▶ Required task
Please print, word for word, every line between the one containing "Patent image size: (1353, 1033)." and the one containing "The block height Hb is at (732, 447).", inclusive.

— START OF Stored records —

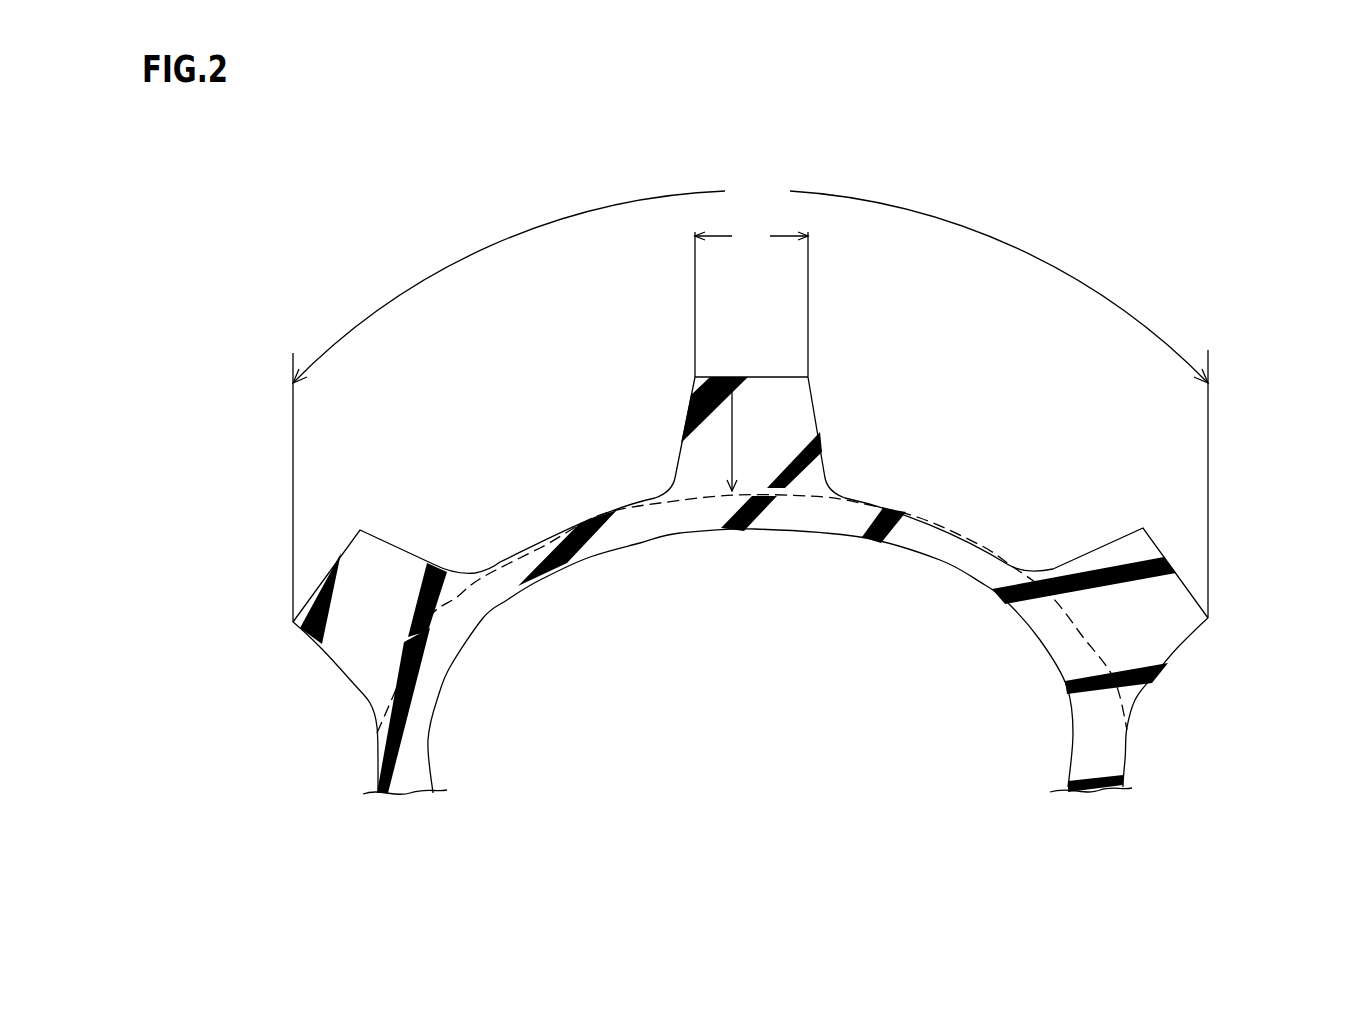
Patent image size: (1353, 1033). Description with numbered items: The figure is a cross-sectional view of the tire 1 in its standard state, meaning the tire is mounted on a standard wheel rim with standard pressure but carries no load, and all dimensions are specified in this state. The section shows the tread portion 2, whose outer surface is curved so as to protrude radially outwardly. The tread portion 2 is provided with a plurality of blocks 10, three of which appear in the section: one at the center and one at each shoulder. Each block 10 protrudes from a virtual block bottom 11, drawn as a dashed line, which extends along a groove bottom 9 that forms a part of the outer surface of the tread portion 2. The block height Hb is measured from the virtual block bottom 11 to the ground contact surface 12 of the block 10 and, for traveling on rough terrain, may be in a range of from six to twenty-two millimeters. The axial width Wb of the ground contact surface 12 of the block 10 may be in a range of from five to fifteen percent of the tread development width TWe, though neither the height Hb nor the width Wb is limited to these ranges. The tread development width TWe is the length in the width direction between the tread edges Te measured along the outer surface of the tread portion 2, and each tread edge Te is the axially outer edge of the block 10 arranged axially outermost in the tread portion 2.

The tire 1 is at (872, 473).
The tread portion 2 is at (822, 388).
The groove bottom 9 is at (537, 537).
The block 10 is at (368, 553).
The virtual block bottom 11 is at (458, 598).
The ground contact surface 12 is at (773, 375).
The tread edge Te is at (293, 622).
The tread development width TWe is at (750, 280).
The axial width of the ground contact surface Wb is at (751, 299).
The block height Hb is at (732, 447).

— END OF Stored records —
— START OF Stored records —

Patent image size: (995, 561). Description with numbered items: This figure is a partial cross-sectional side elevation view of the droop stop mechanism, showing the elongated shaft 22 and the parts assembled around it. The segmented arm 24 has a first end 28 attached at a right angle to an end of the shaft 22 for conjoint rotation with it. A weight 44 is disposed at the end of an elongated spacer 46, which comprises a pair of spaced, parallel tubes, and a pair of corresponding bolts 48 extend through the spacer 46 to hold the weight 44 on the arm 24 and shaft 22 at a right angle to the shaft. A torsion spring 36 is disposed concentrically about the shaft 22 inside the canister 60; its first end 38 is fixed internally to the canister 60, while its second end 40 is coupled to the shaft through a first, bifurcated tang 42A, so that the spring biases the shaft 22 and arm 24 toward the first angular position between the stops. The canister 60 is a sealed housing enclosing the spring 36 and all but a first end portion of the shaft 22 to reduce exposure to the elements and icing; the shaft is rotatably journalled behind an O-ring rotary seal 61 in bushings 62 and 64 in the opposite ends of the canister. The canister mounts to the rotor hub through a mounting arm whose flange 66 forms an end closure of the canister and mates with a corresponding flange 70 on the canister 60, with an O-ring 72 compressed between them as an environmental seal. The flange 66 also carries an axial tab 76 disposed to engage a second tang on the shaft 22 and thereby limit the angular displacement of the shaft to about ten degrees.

— END OF Stored records —

▶ Completed exercise
Patent image size: (1353, 1033). Description with numbered items: The figure is a cross-sectional view of the tire 1 in its standard state, meaning the tire is mounted on a standard wheel rim with standard pressure but carries no load, and all dimensions are specified in this state. The section shows the tread portion 2, whose outer surface is curved so as to protrude radially outwardly. The tread portion 2 is provided with a plurality of blocks 10, three of which appear in the section: one at the center and one at each shoulder. Each block 10 protrudes from a virtual block bottom 11, drawn as a dashed line, which extends along a groove bottom 9 that forms a part of the outer surface of the tread portion 2. The block height Hb is measured from the virtual block bottom 11 to the ground contact surface 12 of the block 10 and, for traveling on rough terrain, may be in a range of from six to twenty-two millimeters. The axial width Wb of the ground contact surface 12 of the block 10 may be in a range of from five to fifteen percent of the tread development width TWe, though neither the height Hb nor the width Wb is limited to these ranges. The tread development width TWe is the length in the width direction between the tread edges Te measured along the outer surface of the tread portion 2, and each tread edge Te is the axially outer edge of the block 10 arranged axially outermost in the tread portion 2.

The tire 1 is at (872, 473).
The tread portion 2 is at (822, 388).
The groove bottom 9 is at (537, 537).
The block 10 is at (368, 553).
The virtual block bottom 11 is at (458, 598).
The ground contact surface 12 is at (773, 375).
The tread edge Te is at (293, 622).
The tread development width TWe is at (750, 280).
The axial width of the ground contact surface Wb is at (751, 299).
The block height Hb is at (732, 447).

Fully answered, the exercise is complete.